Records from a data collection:
********************
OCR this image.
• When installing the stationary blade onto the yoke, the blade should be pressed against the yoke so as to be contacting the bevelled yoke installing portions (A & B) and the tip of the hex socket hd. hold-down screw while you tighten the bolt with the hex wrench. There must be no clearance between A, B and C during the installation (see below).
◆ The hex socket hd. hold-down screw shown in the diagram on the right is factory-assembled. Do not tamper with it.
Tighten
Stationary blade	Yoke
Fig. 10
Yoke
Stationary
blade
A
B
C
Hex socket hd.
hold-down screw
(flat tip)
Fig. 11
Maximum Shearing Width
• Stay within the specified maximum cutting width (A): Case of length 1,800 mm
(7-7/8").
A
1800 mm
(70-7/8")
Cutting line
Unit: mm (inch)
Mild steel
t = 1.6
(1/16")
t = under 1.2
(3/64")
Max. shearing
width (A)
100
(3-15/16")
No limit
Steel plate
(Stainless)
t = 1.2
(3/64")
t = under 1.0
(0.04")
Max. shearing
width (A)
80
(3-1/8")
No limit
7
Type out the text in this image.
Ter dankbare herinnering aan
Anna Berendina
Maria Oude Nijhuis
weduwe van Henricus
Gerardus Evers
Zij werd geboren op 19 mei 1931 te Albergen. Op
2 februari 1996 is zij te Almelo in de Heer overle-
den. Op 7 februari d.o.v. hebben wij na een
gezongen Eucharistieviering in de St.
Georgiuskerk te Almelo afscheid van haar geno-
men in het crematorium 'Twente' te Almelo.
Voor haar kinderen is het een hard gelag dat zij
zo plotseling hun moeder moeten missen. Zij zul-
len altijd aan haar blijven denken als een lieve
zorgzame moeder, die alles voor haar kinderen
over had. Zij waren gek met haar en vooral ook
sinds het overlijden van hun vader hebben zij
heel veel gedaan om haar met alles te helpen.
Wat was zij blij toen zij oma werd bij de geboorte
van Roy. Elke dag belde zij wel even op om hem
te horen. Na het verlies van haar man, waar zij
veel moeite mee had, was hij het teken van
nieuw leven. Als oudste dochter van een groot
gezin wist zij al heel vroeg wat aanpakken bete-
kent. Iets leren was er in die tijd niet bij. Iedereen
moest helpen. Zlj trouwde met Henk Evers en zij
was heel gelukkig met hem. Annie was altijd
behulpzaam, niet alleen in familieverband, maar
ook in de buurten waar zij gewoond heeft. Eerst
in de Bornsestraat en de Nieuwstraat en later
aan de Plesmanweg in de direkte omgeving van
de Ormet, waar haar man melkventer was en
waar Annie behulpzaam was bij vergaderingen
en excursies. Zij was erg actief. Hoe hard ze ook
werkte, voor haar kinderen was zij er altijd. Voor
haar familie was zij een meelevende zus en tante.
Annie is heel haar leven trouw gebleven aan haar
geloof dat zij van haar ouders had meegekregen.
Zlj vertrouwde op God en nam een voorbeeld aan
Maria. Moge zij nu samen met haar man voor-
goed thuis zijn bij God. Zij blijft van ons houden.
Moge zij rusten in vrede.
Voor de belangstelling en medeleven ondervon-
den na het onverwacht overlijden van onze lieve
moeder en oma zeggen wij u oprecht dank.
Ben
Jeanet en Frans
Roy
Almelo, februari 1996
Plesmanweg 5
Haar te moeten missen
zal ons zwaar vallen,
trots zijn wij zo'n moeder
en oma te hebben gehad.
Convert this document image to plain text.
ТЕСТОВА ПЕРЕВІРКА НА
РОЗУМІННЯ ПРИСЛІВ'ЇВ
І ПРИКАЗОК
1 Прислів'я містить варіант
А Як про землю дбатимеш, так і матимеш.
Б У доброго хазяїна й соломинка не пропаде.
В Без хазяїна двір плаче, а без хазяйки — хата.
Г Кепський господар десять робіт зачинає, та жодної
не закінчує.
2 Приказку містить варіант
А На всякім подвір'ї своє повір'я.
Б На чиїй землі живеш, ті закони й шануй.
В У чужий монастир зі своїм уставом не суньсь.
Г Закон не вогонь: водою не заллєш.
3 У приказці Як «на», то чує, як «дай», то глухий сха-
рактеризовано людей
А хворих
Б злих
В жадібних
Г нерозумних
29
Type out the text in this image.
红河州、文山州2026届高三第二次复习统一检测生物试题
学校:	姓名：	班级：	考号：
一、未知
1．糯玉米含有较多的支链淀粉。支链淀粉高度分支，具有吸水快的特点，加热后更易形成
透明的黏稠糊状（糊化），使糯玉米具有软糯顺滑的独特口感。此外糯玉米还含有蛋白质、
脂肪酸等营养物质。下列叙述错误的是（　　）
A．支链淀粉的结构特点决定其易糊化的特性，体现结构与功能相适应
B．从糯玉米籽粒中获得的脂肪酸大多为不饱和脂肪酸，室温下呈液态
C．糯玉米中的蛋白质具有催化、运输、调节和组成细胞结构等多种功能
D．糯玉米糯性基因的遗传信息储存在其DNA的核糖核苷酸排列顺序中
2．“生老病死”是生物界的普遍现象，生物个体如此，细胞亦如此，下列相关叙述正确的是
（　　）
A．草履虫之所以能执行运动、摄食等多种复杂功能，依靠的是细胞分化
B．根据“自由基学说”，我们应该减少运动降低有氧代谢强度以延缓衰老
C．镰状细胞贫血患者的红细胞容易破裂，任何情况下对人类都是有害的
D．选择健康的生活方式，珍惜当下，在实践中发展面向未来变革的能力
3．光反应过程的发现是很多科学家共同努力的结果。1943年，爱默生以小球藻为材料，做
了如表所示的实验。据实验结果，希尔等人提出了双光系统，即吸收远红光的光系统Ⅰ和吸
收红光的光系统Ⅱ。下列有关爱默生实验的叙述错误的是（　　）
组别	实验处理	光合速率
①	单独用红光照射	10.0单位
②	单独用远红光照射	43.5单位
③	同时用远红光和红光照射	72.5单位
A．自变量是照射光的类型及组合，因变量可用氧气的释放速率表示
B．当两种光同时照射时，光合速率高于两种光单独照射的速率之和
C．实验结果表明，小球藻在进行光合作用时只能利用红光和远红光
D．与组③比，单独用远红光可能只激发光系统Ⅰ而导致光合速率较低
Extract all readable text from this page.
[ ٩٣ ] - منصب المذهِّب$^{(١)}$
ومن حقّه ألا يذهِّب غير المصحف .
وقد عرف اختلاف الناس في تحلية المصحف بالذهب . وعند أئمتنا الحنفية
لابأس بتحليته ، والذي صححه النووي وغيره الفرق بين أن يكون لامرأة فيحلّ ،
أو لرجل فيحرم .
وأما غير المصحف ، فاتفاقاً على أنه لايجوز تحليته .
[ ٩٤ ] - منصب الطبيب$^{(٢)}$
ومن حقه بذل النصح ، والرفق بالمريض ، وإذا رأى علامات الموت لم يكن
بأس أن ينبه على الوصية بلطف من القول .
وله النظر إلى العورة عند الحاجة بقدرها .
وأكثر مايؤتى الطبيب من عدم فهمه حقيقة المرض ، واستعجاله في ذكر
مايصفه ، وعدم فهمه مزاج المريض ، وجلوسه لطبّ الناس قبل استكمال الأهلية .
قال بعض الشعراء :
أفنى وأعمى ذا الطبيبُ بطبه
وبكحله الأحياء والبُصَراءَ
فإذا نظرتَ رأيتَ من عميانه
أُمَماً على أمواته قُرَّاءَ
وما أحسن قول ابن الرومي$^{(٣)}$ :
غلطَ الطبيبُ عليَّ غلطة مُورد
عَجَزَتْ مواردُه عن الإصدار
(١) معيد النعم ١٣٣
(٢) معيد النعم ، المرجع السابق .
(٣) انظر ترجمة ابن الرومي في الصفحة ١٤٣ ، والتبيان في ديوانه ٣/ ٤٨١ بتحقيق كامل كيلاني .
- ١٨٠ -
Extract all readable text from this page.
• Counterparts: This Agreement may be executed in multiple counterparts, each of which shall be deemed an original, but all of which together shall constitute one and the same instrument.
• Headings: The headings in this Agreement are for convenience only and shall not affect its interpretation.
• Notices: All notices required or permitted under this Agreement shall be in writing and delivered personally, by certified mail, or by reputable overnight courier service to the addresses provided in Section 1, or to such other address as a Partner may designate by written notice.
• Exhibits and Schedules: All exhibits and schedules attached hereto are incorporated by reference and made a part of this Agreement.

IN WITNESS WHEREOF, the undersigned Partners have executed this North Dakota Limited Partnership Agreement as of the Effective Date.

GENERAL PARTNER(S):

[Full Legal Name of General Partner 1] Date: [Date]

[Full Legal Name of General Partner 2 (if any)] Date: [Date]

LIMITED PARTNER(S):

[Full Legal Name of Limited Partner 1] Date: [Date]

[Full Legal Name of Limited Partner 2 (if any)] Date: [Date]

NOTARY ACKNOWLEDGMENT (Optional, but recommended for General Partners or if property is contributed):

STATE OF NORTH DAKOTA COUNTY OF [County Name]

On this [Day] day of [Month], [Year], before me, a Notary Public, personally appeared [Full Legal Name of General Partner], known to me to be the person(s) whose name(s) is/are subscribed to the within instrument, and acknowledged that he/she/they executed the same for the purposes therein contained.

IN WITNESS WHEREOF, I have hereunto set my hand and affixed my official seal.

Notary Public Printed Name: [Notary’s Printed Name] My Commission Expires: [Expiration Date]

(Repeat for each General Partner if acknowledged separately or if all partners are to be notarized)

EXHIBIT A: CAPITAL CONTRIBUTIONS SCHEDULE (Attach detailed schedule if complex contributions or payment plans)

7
********************
DIRECTIONS: From the records above, work out how many lines contain the string "down". Give only the number.

ANSWER TO THE PROBLEM: 3